_Given request_
Repeat everything in the material exactly.

_Material for this exercise_
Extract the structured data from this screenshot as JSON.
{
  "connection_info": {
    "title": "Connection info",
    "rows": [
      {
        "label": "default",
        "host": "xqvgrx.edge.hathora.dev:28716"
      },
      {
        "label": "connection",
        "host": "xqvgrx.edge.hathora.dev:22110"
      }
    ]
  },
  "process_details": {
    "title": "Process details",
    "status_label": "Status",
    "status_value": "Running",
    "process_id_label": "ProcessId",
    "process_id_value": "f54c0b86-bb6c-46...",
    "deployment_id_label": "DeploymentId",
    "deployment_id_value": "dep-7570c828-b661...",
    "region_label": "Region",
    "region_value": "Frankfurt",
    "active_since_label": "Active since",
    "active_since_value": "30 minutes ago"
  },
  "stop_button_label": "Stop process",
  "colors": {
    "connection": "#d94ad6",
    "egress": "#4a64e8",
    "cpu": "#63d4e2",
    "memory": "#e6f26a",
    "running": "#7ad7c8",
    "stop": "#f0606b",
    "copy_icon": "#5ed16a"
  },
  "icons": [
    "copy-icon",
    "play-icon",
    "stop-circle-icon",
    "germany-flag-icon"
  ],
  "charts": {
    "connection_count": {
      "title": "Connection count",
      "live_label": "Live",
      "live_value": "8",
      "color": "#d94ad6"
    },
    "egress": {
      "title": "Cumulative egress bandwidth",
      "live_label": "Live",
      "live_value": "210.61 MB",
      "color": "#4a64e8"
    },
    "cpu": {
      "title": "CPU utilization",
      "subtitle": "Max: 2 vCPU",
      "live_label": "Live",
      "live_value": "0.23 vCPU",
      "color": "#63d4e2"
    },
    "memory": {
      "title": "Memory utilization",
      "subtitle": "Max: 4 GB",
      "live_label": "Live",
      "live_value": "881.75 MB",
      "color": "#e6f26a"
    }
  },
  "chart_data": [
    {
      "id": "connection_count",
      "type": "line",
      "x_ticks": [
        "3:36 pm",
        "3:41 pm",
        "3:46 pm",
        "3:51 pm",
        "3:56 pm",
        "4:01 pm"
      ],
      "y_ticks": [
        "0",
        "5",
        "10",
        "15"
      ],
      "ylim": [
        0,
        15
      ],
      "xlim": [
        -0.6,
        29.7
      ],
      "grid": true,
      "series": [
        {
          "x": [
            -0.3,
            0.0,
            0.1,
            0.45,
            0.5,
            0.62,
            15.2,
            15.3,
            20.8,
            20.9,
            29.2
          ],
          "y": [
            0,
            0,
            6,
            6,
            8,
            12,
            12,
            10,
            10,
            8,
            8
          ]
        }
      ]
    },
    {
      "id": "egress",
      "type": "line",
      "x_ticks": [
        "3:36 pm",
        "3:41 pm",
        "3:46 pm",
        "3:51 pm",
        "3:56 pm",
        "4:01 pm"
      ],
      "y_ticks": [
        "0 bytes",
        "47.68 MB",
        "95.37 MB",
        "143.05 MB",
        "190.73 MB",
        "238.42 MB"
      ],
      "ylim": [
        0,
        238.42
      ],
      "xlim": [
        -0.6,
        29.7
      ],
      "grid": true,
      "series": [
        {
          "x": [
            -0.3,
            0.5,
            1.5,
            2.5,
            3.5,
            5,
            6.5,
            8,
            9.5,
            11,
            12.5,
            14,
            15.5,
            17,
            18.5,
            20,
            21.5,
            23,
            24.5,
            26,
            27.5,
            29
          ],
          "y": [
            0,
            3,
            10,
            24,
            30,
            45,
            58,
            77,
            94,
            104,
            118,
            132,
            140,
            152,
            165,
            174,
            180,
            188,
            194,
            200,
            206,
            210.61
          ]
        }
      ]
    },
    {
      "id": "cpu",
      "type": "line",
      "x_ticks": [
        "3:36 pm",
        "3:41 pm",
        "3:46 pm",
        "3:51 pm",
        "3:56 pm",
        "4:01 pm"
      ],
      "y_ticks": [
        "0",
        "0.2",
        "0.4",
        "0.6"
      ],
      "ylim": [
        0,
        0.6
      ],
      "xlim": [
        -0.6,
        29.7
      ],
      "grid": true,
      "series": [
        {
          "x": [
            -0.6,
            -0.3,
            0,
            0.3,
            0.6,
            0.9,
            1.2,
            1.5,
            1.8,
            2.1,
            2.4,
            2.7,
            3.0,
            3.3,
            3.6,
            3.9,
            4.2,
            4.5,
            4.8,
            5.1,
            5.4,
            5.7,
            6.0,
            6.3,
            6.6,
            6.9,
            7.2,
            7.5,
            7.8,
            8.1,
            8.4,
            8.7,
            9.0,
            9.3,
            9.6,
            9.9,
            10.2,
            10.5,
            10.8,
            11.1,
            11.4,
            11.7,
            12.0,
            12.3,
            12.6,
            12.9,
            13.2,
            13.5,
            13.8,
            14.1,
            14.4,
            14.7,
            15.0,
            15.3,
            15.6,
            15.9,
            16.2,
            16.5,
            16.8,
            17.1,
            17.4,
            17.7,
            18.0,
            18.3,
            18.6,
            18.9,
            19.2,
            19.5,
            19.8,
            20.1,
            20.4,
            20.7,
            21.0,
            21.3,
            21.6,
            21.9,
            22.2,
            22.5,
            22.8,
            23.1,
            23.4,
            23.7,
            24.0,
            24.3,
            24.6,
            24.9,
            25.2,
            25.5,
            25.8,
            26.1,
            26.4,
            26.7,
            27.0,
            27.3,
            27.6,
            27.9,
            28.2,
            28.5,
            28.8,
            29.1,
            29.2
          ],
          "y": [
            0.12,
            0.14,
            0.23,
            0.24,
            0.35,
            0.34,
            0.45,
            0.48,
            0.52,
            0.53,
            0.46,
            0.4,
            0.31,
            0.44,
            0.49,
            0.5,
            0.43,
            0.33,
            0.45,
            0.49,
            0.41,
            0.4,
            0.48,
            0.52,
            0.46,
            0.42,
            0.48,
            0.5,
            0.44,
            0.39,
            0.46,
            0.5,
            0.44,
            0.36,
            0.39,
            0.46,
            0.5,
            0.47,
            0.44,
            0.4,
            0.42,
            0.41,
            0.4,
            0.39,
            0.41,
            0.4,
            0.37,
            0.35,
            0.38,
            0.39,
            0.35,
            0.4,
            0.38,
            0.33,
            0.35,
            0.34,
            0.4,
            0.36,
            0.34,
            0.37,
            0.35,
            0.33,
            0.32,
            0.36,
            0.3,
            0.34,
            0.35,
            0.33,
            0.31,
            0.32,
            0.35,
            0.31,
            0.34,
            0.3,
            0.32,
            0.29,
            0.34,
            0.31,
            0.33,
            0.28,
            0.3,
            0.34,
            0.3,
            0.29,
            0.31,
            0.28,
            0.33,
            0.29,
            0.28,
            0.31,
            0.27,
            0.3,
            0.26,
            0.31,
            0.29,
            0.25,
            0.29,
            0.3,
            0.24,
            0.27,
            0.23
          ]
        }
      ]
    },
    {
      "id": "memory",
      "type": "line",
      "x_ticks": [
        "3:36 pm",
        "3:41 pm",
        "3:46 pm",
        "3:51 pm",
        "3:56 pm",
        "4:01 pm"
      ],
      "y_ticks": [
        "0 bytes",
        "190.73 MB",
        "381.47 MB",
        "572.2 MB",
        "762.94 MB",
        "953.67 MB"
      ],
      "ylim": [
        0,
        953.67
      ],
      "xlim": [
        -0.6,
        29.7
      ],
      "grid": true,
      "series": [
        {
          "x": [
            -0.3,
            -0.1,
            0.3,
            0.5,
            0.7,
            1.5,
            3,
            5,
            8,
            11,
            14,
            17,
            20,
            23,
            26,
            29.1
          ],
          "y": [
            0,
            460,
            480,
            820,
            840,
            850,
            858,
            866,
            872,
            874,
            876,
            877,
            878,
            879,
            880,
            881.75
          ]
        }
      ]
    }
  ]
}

_Reply to the task_
Extract the structured data from this screenshot as JSON.
{
  "connection_info": {
    "title": "Connection info",
    "rows": [
      {
        "label": "default",
        "host": "xqvgrx.edge.hathora.dev:28716"
      },
      {
        "label": "connection",
        "host": "xqvgrx.edge.hathora.dev:22110"
      }
    ]
  },
  "process_details": {
    "title": "Process details",
    "status_label": "Status",
    "status_value": "Running",
    "process_id_label": "ProcessId",
    "process_id_value": "f54c0b86-bb6c-46...",
    "deployment_id_label": "DeploymentId",
    "deployment_id_value": "dep-7570c828-b661...",
    "region_label": "Region",
    "region_value": "Frankfurt",
    "active_since_label": "Active since",
    "active_since_value": "30 minutes ago"
  },
  "stop_button_label": "Stop process",
  "colors": {
    "connection": "#d94ad6",
    "egress": "#4a64e8",
    "cpu": "#63d4e2",
    "memory": "#e6f26a",
    "running": "#7ad7c8",
    "stop": "#f0606b",
    "copy_icon": "#5ed16a"
  },
  "icons": [
    "copy-icon",
    "play-icon",
    "stop-circle-icon",
    "germany-flag-icon"
  ],
  "charts": {
    "connection_count": {
      "title": "Connection count",
      "live_label": "Live",
      "live_value": "8",
      "color": "#d94ad6"
    },
    "egress": {
      "title": "Cumulative egress bandwidth",
      "live_label": "Live",
      "live_value": "210.61 MB",
      "color": "#4a64e8"
    },
    "cpu": {
      "title": "CPU utilization",
      "subtitle": "Max: 2 vCPU",
      "live_label": "Live",
      "live_value": "0.23 vCPU",
      "color": "#63d4e2"
    },
    "memory": {
      "title": "Memory utilization",
      "subtitle": "Max: 4 GB",
      "live_label": "Live",
      "live_value": "881.75 MB",
      "color": "#e6f26a"
    }
  },
  "chart_data": [
    {
      "id": "connection_count",
      "type": "line",
      "x_ticks": [
        "3:36 pm",
        "3:41 pm",
        "3:46 pm",
        "3:51 pm",
        "3:56 pm",
        "4:01 pm"
      ],
      "y_ticks": [
        "0",
        "5",
        "10",
        "15"
      ],
      "ylim": [
        0,
        15
      ],
      "xlim": [
        -0.6,
        29.7
      ],
      "grid": true,
      "series": [
        {
          "x": [
            -0.3,
            0.0,
            0.1,
            0.45,
            0.5,
            0.62,
            15.2,
            15.3,
            20.8,
            20.9,
            29.2
          ],
          "y": [
            0,
            0,
            6,
            6,
            8,
            12,
            12,
            10,
            10,
            8,
            8
          ]
        }
      ]
    },
    {
      "id": "egress",
      "type": "line",
      "x_ticks": [
        "3:36 pm",
        "3:41 pm",
        "3:46 pm",
        "3:51 pm",
        "3:56 pm",
        "4:01 pm"
      ],
      "y_ticks": [
        "0 bytes",
        "47.68 MB",
        "95.37 MB",
        "143.05 MB",
        "190.73 MB",
        "238.42 MB"
      ],
      "ylim": [
        0,
        238.42
      ],
      "xlim": [
        -0.6,
        29.7
      ],
      "grid": true,
      "series": [
        {
          "x": [
            -0.3,
            0.5,
            1.5,
            2.5,
            3.5,
            5,
            6.5,
            8,
            9.5,
            11,
            12.5,
            14,
            15.5,
            17,
            18.5,
            20,
            21.5,
            23,
            24.5,
            26,
            27.5,
            29
          ],
          "y": [
            0,
            3,
            10,
            24,
            30,
            45,
            58,
            77,
            94,
            104,
            118,
            132,
            140,
            152,
            165,
            174,
            180,
            188,
            194,
            200,
            206,
            210.61
          ]
        }
      ]
    },
    {
      "id": "cpu",
      "type": "line",
      "x_ticks": [
        "3:36 pm",
        "3:41 pm",
        "3:46 pm",
        "3:51 pm",
        "3:56 pm",
        "4:01 pm"
      ],
      "y_ticks": [
        "0",
        "0.2",
        "0.4",
        "0.6"
      ],
      "ylim": [
        0,
        0.6
      ],
      "xlim": [
        -0.6,
        29.7
      ],
      "grid": true,
      "series": [
        {
          "x": [
            -0.6,
            -0.3,
            0,
            0.3,
            0.6,
            0.9,
            1.2,
            1.5,
            1.8,
            2.1,
            2.4,
            2.7,
            3.0,
            3.3,
            3.6,
            3.9,
            4.2,
            4.5,
            4.8,
            5.1,
            5.4,
            5.7,
            6.0,
            6.3,
            6.6,
            6.9,
            7.2,
            7.5,
            7.8,
            8.1,
            8.4,
            8.7,
            9.0,
            9.3,
            9.6,
            9.9,
            10.2,
            10.5,
            10.8,
            11.1,
            11.4,
            11.7,
            12.0,
            12.3,
            12.6,
            12.9,
            13.2,
            13.5,
            13.8,
            14.1,
            14.4,
            14.7,
            15.0,
            15.3,
            15.6,
            15.9,
            16.2,
            16.5,
            16.8,
            17.1,
            17.4,
            17.7,
            18.0,
            18.3,
            18.6,
            18.9,
            19.2,
            19.5,
            19.8,
            20.1,
            20.4,
            20.7,
            21.0,
            21.3,
            21.6,
            21.9,
            22.2,
            22.5,
            22.8,
            23.1,
            23.4,
            23.7,
            24.0,
            24.3,
            24.6,
            24.9,
            25.2,
            25.5,
            25.8,
            26.1,
            26.4,
            26.7,
            27.0,
            27.3,
            27.6,
            27.9,
            28.2,
            28.5,
            28.8,
            29.1,
            29.2
          ],
          "y": [
            0.12,
            0.14,
            0.23,
            0.24,
            0.35,
            0.34,
            0.45,
            0.48,
            0.52,
            0.53,
            0.46,
            0.4,
            0.31,
            0.44,
            0.49,
            0.5,
            0.43,
            0.33,
            0.45,
            0.49,
            0.41,
            0.4,
            0.48,
            0.52,
            0.46,
            0.42,
            0.48,
            0.5,
            0.44,
            0.39,
            0.46,
            0.5,
            0.44,
            0.36,
            0.39,
            0.46,
            0.5,
            0.47,
            0.44,
            0.4,
            0.42,
            0.41,
            0.4,
            0.39,
            0.41,
            0.4,
            0.37,
            0.35,
            0.38,
            0.39,
            0.35,
            0.4,
            0.38,
            0.33,
            0.35,
            0.34,
            0.4,
            0.36,
            0.34,
            0.37,
            0.35,
            0.33,
            0.32,
            0.36,
            0.3,
            0.34,
            0.35,
            0.33,
            0.31,
            0.32,
            0.35,
            0.31,
            0.34,
            0.3,
            0.32,
            0.29,
            0.34,
            0.31,
            0.33,
            0.28,
            0.3,
            0.34,
            0.3,
            0.29,
            0.31,
            0.28,
            0.33,
            0.29,
            0.28,
            0.31,
            0.27,
            0.3,
            0.26,
            0.31,
            0.29,
            0.25,
            0.29,
            0.3,
            0.24,
            0.27,
            0.23
          ]
        }
      ]
    },
    {
      "id": "memory",
      "type": "line",
      "x_ticks": [
        "3:36 pm",
        "3:41 pm",
        "3:46 pm",
        "3:51 pm",
        "3:56 pm",
        "4:01 pm"
      ],
      "y_ticks": [
        "0 bytes",
        "190.73 MB",
        "381.47 MB",
        "572.2 MB",
        "762.94 MB",
        "953.67 MB"
      ],
      "ylim": [
        0,
        953.67
      ],
      "xlim": [
        -0.6,
        29.7
      ],
      "grid": true,
      "series": [
        {
          "x": [
            -0.3,
            -0.1,
            0.3,
            0.5,
            0.7,
            1.5,
            3,
            5,
            8,
            11,
            14,
            17,
            20,
            23,
            26,
            29.1
          ],
          "y": [
            0,
            460,
            480,
            820,
            840,
            850,
            858,
            866,
            872,
            874,
            876,
            877,
            878,
            879,
            880,
            881.75
          ]
        }
      ]
    }
  ]
}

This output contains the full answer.